→ **Source text**
Turning The Frown Upside-Down


Image © Ivaylo Sarayski | Dreamstime.com


I usually get the urge to write when things aren’t going well. I suppose it’s a natural impulse to vent frustrations on paper (or a computer screen). It is often easier to complain than to sing praises when things are challenging. After a particularly difficult couple of days with the kids, I can feel a rant or three coming on. But I’m going to try something different and turn this frown upside-down. If you will indulge me, I’m going to talk about what I love about my kids.
I have three very different children with their own unique dispositions. In fact, my identical twin girls are so different in their personalities, I can’t for the life of me figure out how people mix them up.
L is my first-born. I think back to when he was a baby and all those precious moments when it was just me and him. I recall thinking how difficult it was in those early days of diaper changes and all-night feedings. But it was just me and him when my husband was working- and little did I realize how easy things were in comparison to adding twins to the family.
Back then, I was all about attachment parenting. I fed him when he was hungry, cuddled him when he needed it (even if that was all day). I don’t regret it one bit even if it meant rocking him to sleep until he was 2. He is now approaching 8 years old and he is a confident, happy, curious, active child. He plays hockey and soccer with a passion. He asks a million questions and has mastered the art of googling. One minute it’s about space and the planets and how hot it is on Mars, the next he is looking for art that he likes: landscapes and street scenes with bright colours capture his interest. He wants to know about the Arctic and climate change and how an airplane works. He draws comics, lives to read and loves to tell a good joke.
M and K are my babies. They were born when L was almost 2 years old and my days of leisurely attachment parenting were over in favour of a more scheduled approach. They are almost 6 years old now and will be going into grade one in the fall. They are identical twins but of course to their mother, they look and behave (even sound) as different as night and day.
K is precocious, athletic, gregarious and high-energy. She has a fantastic sense of humour and attacks life with a gusto that is contagious. She is already reading well likely because it was a challenge that she wanted to master. She has developed a fondness for cooking and is usually by my side with her apron on, getting her hands right into whatever I am preparing for dinner. She is usually the “director” of whatever she is playing with others which is often some variation of school or office or store, anything that she thinks of as “grown-up.”

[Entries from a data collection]
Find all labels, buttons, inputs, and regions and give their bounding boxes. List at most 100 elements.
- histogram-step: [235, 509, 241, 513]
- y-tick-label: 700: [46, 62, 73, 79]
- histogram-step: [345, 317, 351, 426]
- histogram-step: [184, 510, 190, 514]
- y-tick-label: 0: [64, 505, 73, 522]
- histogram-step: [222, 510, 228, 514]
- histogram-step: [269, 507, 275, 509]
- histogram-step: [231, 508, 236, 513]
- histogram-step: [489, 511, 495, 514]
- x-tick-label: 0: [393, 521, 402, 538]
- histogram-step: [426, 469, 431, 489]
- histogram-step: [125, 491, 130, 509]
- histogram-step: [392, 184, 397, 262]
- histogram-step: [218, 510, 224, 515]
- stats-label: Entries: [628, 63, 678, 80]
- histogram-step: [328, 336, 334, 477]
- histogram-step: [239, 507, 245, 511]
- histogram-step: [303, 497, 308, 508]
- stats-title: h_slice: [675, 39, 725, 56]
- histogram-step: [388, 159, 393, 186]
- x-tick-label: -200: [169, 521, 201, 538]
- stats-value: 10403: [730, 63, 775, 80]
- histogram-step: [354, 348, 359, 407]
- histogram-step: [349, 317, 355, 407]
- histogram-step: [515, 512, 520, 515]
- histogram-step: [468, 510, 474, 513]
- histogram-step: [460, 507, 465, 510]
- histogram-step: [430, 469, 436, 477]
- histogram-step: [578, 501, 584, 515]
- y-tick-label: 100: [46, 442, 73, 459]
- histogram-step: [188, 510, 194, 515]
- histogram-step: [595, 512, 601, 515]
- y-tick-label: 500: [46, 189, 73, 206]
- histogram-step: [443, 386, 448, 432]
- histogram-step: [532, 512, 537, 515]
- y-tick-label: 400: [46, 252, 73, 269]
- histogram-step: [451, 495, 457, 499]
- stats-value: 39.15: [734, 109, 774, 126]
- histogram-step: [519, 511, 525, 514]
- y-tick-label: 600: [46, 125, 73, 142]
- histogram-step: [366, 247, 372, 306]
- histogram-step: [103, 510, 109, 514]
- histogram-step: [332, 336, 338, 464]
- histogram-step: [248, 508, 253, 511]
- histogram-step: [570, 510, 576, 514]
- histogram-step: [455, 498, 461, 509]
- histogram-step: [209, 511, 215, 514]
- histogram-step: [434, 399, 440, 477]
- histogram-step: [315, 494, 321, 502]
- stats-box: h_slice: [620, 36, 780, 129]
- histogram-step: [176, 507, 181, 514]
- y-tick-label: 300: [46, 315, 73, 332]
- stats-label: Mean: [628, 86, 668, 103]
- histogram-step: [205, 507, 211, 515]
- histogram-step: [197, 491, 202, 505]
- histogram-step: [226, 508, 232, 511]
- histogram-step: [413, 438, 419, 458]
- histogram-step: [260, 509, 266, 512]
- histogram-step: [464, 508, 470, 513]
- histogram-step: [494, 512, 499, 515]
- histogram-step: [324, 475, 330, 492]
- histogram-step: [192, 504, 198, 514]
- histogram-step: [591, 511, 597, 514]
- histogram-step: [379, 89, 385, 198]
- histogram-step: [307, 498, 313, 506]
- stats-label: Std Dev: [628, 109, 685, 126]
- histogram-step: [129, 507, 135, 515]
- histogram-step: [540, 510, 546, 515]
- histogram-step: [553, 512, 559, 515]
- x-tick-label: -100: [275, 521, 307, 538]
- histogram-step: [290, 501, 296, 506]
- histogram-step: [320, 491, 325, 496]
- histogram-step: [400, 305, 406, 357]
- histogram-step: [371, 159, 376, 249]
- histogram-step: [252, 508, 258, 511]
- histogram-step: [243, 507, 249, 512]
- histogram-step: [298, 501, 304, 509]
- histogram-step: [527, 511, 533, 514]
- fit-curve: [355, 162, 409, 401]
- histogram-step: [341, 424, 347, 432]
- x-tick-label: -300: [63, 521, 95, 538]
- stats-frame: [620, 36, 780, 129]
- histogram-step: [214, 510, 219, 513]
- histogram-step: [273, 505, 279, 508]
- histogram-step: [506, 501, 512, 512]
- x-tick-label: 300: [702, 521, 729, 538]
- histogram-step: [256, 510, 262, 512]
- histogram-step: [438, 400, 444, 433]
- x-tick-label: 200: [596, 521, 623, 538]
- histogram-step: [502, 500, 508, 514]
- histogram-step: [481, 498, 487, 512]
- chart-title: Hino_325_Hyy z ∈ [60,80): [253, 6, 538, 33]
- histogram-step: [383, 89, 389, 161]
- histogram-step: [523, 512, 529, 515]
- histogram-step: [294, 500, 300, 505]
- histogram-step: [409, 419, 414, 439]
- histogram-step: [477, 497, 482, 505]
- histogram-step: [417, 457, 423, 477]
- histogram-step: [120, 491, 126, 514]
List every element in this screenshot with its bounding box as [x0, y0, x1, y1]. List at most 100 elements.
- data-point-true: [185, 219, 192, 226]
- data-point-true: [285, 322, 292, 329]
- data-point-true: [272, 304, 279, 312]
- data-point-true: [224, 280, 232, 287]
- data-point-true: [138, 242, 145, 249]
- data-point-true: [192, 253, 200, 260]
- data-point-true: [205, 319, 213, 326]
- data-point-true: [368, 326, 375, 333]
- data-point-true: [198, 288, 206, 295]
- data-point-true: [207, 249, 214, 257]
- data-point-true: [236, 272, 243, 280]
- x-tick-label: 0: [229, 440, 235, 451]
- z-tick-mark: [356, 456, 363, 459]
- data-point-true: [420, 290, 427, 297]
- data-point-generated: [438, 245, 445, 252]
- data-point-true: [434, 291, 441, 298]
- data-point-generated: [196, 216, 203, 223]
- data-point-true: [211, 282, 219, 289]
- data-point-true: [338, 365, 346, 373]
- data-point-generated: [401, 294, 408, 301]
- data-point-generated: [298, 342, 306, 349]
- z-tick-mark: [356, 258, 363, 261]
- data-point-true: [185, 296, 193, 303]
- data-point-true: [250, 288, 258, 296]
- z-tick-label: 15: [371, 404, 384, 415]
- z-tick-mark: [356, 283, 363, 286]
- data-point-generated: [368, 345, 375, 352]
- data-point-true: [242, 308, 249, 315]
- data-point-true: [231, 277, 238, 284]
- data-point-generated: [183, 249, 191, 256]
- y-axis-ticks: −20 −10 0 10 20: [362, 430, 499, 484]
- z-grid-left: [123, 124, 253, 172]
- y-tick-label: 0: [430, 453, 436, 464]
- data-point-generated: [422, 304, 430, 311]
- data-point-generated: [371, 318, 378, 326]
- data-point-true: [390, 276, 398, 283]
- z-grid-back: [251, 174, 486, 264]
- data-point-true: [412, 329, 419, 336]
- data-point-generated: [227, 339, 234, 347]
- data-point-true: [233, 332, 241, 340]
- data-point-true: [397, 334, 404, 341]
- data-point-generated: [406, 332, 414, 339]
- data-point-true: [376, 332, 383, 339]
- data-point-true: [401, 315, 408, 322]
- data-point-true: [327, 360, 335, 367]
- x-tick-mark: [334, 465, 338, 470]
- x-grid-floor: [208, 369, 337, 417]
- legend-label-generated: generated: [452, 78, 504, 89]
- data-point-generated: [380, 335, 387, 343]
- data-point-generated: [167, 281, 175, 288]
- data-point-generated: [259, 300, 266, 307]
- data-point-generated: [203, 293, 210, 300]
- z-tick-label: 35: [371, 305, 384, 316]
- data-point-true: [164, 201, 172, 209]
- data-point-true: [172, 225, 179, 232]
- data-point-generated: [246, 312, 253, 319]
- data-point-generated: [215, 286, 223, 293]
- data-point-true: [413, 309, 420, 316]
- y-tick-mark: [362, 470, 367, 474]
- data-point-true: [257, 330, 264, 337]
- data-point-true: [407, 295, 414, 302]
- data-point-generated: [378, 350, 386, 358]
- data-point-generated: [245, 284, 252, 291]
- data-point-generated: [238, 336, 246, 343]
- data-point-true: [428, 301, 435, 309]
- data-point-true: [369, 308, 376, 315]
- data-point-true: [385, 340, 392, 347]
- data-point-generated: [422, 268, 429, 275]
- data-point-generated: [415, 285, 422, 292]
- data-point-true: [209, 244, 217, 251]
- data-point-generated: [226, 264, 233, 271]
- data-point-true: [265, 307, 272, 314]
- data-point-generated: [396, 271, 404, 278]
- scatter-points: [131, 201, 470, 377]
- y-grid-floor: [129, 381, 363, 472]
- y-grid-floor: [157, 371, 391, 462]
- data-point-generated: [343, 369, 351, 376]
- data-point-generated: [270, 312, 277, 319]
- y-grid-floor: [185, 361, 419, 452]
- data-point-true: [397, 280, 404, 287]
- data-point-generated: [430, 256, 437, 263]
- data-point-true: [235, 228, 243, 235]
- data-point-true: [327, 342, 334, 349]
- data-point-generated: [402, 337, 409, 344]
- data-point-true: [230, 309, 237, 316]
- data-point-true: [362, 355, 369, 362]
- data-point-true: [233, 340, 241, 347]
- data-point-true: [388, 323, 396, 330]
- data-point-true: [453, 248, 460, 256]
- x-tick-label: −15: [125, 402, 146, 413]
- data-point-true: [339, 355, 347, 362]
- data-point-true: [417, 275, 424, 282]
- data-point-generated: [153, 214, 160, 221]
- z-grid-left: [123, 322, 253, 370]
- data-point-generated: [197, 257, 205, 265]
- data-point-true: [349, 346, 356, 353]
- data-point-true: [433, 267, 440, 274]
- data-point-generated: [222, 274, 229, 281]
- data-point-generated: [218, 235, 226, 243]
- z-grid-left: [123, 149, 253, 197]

→ **Tasks and exercises**
• a. In the piece about the writer's children, why is K already reading well? Answer in one to three sentences.
• b. Duplicate the entries starting at their first line and stopping after the line that contains "- y-tick-label: 0: [64, 505, 73, 522]", with both ends included.

→ **Correct answers**
• a. K is already reading well most likely because reading was a challenge she wanted to master.

• b.
Find all labels, buttons, inputs, and regions and give their bounding boxes. List at most 100 elements.
- histogram-step: [235, 509, 241, 513]
- y-tick-label: 700: [46, 62, 73, 79]
- histogram-step: [345, 317, 351, 426]
- histogram-step: [184, 510, 190, 514]
- y-tick-label: 0: [64, 505, 73, 522]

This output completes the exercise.